Work instructions: Scan the data that follows and count the lines with the string "здоровья"; answer with the count alone.

## BEGIN Materials provided

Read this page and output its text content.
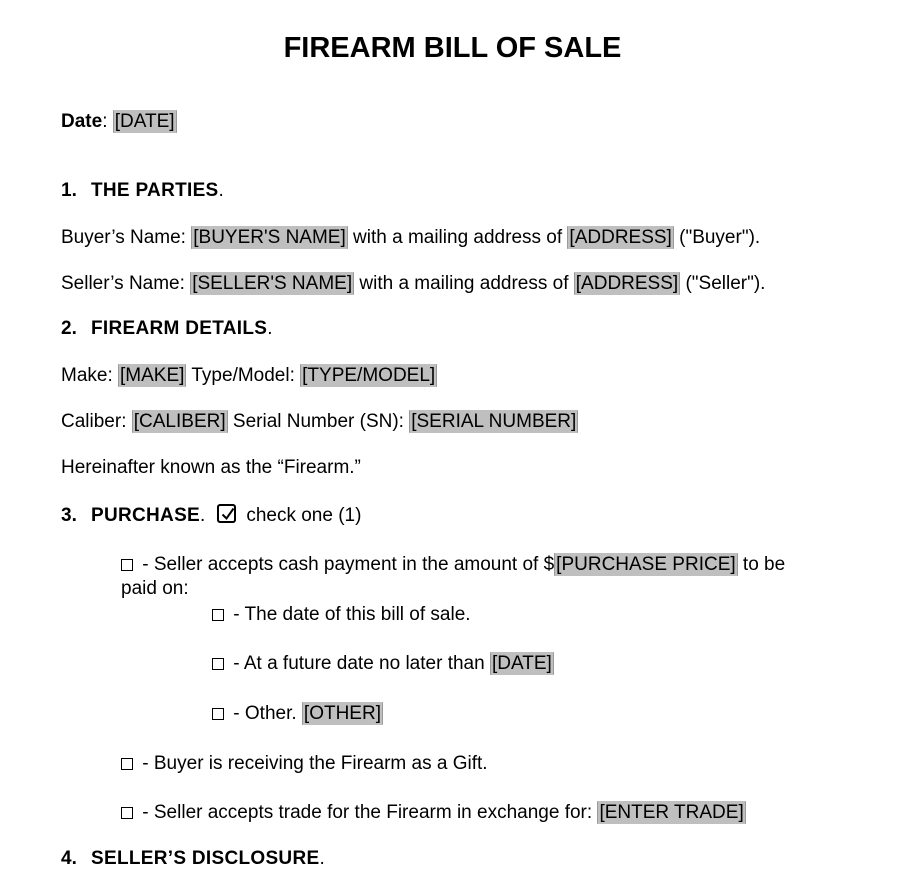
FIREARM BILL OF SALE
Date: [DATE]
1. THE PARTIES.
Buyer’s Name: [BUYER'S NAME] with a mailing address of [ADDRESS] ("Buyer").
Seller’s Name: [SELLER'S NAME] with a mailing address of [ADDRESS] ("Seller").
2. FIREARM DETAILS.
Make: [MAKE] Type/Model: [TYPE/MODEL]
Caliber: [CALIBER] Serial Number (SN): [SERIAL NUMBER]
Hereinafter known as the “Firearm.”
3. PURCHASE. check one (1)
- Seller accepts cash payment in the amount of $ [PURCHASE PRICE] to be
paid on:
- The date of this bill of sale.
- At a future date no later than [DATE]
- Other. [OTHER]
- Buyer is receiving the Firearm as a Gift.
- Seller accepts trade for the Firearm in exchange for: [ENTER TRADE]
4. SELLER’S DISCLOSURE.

## END Materials provided
## BEGIN Materials provided

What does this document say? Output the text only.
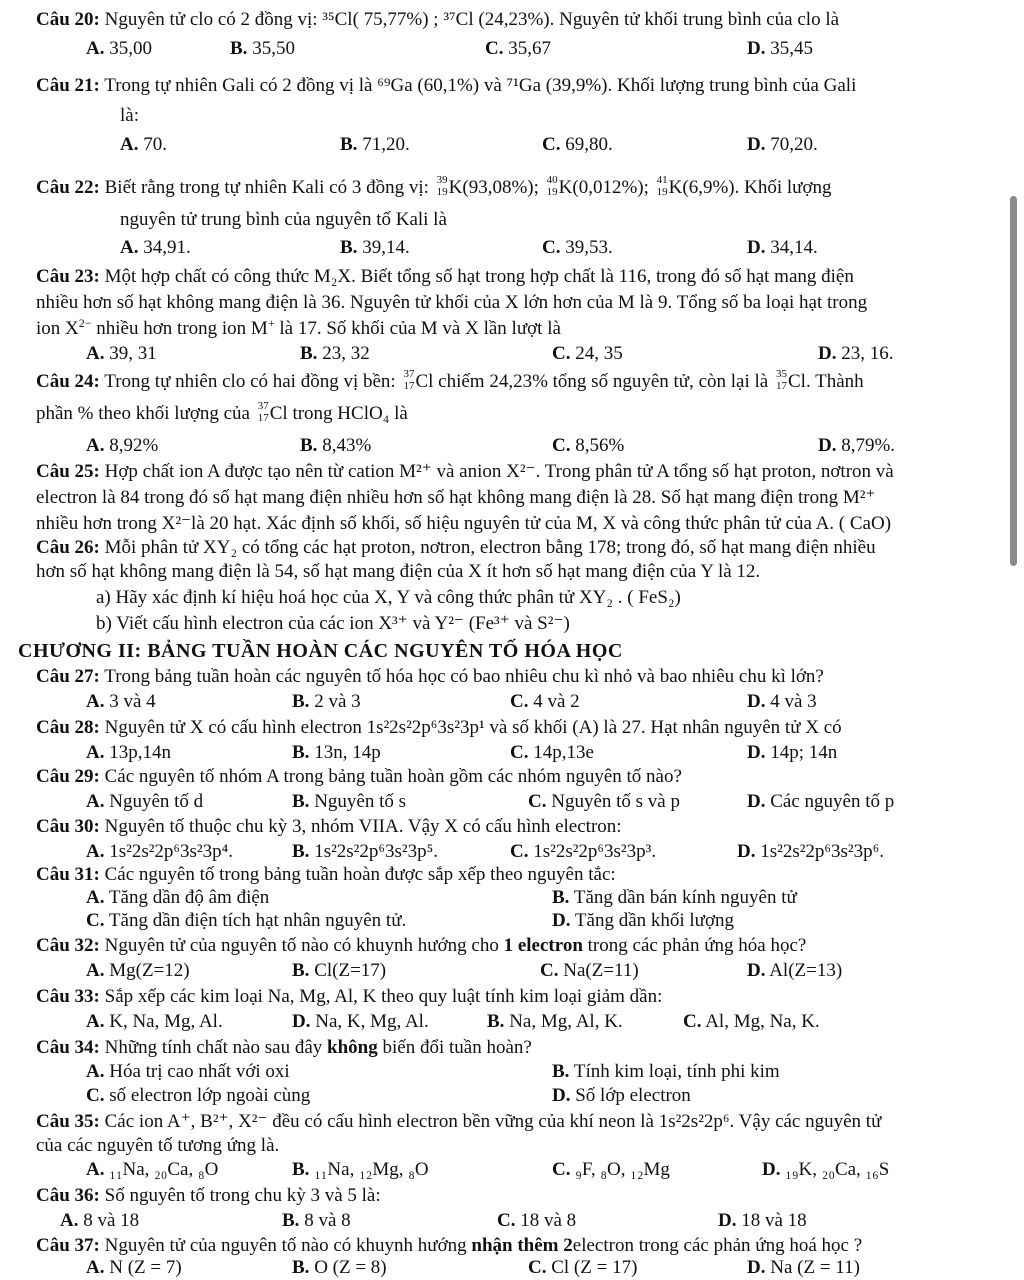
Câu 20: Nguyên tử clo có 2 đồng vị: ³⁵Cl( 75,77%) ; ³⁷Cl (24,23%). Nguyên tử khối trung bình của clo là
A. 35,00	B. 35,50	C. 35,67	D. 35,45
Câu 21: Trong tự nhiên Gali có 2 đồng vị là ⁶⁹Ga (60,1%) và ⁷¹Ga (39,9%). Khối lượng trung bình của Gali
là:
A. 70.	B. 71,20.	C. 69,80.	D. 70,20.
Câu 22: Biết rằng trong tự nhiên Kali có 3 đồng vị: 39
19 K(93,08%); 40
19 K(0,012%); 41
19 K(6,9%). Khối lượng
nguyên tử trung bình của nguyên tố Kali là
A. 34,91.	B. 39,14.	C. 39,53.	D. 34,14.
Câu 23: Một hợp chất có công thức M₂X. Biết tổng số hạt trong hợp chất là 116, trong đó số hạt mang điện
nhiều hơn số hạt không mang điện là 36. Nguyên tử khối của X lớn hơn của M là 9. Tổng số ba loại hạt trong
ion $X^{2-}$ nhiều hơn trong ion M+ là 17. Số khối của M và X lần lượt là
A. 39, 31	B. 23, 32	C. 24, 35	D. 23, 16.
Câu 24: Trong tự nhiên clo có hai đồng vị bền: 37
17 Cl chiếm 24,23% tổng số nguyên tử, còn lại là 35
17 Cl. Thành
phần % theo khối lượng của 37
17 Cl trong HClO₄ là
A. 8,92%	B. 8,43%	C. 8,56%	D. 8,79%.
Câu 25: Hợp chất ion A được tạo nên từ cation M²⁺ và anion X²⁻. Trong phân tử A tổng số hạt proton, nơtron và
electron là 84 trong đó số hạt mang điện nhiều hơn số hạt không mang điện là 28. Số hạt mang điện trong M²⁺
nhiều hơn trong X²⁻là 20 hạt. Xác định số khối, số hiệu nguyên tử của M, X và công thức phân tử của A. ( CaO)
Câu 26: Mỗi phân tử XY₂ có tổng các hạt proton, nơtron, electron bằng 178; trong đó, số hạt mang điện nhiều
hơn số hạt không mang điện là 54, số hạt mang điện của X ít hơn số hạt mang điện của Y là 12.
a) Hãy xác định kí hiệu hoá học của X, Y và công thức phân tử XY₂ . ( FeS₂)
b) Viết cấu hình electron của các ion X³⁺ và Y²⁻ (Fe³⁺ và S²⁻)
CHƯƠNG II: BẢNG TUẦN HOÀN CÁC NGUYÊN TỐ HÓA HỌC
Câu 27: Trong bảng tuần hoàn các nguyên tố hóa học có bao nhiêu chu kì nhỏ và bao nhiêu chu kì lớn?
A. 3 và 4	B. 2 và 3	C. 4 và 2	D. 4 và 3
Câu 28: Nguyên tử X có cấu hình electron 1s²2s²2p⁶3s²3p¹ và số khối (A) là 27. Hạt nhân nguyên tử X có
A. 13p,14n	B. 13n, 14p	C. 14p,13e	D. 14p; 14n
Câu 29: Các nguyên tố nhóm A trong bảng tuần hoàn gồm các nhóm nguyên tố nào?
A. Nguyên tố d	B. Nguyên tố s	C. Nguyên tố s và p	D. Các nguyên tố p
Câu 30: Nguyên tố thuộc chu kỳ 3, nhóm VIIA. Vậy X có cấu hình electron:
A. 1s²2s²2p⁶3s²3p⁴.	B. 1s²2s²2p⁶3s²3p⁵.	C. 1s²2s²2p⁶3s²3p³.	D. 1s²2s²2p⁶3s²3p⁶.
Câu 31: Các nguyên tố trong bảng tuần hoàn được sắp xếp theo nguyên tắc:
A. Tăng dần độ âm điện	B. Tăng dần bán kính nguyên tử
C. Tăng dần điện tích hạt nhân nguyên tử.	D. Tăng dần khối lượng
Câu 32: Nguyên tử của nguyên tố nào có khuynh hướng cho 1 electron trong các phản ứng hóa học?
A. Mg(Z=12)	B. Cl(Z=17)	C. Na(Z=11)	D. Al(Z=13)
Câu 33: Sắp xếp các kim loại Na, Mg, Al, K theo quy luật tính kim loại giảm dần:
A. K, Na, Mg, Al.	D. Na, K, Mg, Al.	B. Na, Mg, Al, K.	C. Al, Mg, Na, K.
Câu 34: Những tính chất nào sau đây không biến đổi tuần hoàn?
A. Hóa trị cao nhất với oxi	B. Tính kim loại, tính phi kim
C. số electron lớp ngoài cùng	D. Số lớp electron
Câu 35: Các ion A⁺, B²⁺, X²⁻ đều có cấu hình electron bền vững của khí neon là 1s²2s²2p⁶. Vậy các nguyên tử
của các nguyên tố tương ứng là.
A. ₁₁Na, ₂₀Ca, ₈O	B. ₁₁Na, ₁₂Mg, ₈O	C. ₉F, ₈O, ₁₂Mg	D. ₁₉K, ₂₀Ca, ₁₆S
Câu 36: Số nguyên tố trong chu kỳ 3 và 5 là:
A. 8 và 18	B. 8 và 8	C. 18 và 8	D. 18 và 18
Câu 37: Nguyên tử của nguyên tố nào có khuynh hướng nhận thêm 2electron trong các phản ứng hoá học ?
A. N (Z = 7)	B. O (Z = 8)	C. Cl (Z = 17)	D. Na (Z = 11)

## END Materials provided
## BEGIN Materials provided

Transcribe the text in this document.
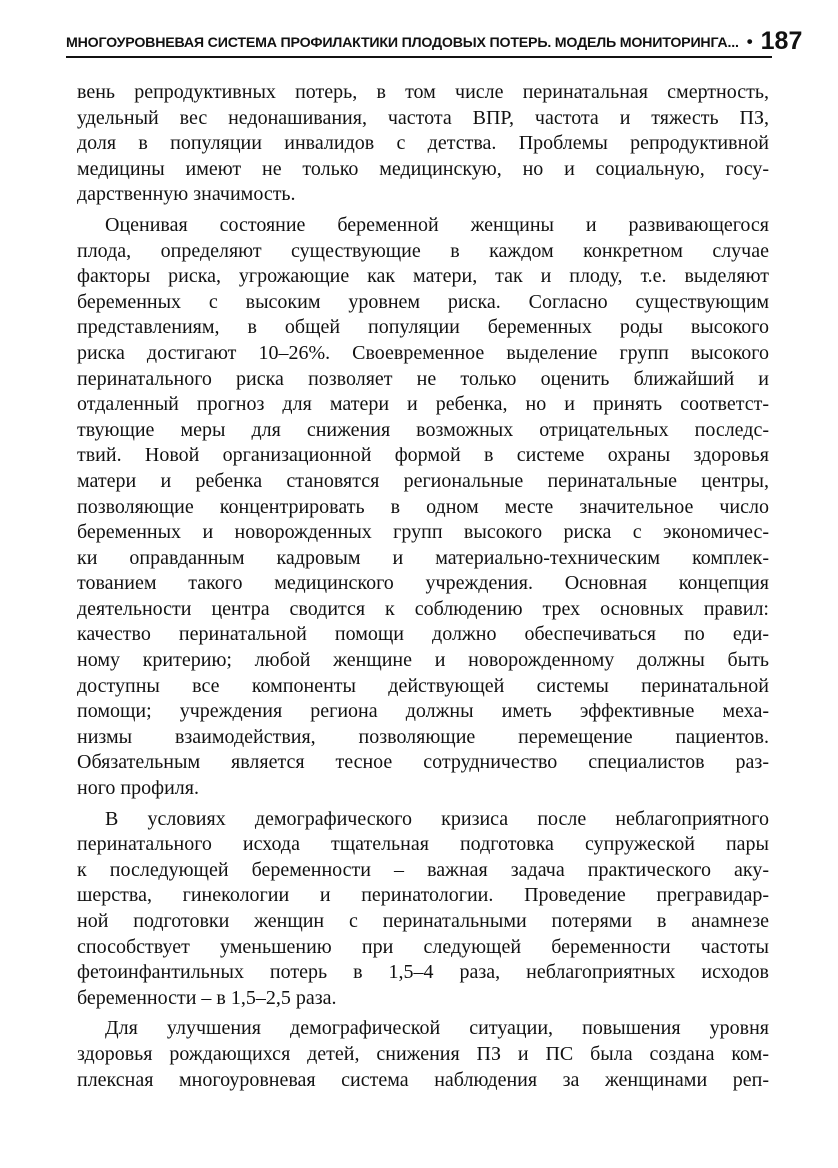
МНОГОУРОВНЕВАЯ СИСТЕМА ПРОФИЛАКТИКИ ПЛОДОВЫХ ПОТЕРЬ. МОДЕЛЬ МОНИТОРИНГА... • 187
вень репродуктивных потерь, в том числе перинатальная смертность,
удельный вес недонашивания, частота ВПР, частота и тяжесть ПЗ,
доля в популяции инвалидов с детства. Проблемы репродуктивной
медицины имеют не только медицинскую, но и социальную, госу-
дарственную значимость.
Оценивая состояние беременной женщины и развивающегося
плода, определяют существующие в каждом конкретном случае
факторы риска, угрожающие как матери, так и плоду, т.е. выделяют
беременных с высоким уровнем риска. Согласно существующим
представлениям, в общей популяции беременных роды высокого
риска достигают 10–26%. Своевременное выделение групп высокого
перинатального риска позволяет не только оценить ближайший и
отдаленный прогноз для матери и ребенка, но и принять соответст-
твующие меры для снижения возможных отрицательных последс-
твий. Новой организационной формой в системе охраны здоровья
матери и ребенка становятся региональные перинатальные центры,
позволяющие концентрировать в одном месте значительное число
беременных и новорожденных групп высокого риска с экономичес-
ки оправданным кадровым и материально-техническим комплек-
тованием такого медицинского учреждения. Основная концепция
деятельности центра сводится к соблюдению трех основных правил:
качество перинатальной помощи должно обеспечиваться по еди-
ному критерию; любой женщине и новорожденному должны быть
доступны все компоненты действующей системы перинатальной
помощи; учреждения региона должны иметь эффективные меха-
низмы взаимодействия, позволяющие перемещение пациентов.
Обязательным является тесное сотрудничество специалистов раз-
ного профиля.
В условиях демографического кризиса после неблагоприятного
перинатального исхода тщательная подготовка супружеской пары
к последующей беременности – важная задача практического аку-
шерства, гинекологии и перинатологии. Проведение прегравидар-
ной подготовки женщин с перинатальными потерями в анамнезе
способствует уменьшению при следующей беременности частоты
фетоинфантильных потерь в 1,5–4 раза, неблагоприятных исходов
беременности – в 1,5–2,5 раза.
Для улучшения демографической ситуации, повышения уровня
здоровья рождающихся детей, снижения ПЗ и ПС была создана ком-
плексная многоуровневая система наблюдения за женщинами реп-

## END Materials provided

Exercise answer: 2